(Dataset items)
==========

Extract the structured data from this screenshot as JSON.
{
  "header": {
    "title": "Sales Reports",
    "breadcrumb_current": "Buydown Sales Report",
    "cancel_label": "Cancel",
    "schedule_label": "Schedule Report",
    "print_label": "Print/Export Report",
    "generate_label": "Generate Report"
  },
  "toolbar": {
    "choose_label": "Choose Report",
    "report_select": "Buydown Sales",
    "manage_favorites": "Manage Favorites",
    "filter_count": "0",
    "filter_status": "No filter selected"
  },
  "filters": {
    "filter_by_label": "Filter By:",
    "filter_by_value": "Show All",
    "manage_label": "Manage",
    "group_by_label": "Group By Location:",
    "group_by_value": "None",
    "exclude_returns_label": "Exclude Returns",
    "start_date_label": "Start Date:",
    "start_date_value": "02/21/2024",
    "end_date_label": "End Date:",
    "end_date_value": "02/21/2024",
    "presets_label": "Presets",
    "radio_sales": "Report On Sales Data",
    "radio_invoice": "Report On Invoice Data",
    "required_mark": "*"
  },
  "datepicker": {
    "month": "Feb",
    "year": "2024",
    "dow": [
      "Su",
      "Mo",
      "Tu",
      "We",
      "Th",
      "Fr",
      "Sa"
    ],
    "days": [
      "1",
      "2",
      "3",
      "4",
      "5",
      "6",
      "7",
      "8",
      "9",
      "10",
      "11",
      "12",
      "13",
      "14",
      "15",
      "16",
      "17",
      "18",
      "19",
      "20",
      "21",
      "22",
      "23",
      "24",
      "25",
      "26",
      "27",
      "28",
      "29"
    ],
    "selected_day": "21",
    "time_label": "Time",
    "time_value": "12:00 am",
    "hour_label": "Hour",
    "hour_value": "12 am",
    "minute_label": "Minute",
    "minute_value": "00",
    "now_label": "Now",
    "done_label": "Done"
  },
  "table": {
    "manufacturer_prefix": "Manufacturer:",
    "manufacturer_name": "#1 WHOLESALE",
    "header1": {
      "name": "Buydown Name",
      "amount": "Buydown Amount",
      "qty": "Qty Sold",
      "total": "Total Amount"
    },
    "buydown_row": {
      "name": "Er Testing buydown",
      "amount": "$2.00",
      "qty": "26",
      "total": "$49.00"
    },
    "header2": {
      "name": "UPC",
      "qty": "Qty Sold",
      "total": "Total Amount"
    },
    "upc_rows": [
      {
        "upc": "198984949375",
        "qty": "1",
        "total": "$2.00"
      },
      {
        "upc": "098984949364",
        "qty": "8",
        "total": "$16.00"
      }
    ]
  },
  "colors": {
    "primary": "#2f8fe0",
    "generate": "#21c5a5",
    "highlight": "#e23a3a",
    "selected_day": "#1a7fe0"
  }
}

==========

**Task details:**
The records above should be returned exactly.

**Exercise solution:**
Extract the structured data from this screenshot as JSON.
{
  "header": {
    "title": "Sales Reports",
    "breadcrumb_current": "Buydown Sales Report",
    "cancel_label": "Cancel",
    "schedule_label": "Schedule Report",
    "print_label": "Print/Export Report",
    "generate_label": "Generate Report"
  },
  "toolbar": {
    "choose_label": "Choose Report",
    "report_select": "Buydown Sales",
    "manage_favorites": "Manage Favorites",
    "filter_count": "0",
    "filter_status": "No filter selected"
  },
  "filters": {
    "filter_by_label": "Filter By:",
    "filter_by_value": "Show All",
    "manage_label": "Manage",
    "group_by_label": "Group By Location:",
    "group_by_value": "None",
    "exclude_returns_label": "Exclude Returns",
    "start_date_label": "Start Date:",
    "start_date_value": "02/21/2024",
    "end_date_label": "End Date:",
    "end_date_value": "02/21/2024",
    "presets_label": "Presets",
    "radio_sales": "Report On Sales Data",
    "radio_invoice": "Report On Invoice Data",
    "required_mark": "*"
  },
  "datepicker": {
    "month": "Feb",
    "year": "2024",
    "dow": [
      "Su",
      "Mo",
      "Tu",
      "We",
      "Th",
      "Fr",
      "Sa"
    ],
    "days": [
      "1",
      "2",
      "3",
      "4",
      "5",
      "6",
      "7",
      "8",
      "9",
      "10",
      "11",
      "12",
      "13",
      "14",
      "15",
      "16",
      "17",
      "18",
      "19",
      "20",
      "21",
      "22",
      "23",
      "24",
      "25",
      "26",
      "27",
      "28",
      "29"
    ],
    "selected_day": "21",
    "time_label": "Time",
    "time_value": "12:00 am",
    "hour_label": "Hour",
    "hour_value": "12 am",
    "minute_label": "Minute",
    "minute_value": "00",
    "now_label": "Now",
    "done_label": "Done"
  },
  "table": {
    "manufacturer_prefix": "Manufacturer:",
    "manufacturer_name": "#1 WHOLESALE",
    "header1": {
      "name": "Buydown Name",
      "amount": "Buydown Amount",
      "qty": "Qty Sold",
      "total": "Total Amount"
    },
    "buydown_row": {
      "name": "Er Testing buydown",
      "amount": "$2.00",
      "qty": "26",
      "total": "$49.00"
    },
    "header2": {
      "name": "UPC",
      "qty": "Qty Sold",
      "total": "Total Amount"
    },
    "upc_rows": [
      {
        "upc": "198984949375",
        "qty": "1",
        "total": "$2.00"
      },
      {
        "upc": "098984949364",
        "qty": "8",
        "total": "$16.00"
      }
    ]
  },
  "colors": {
    "primary": "#2f8fe0",
    "generate": "#21c5a5",
    "highlight": "#e23a3a",
    "selected_day": "#1a7fe0"
  }
}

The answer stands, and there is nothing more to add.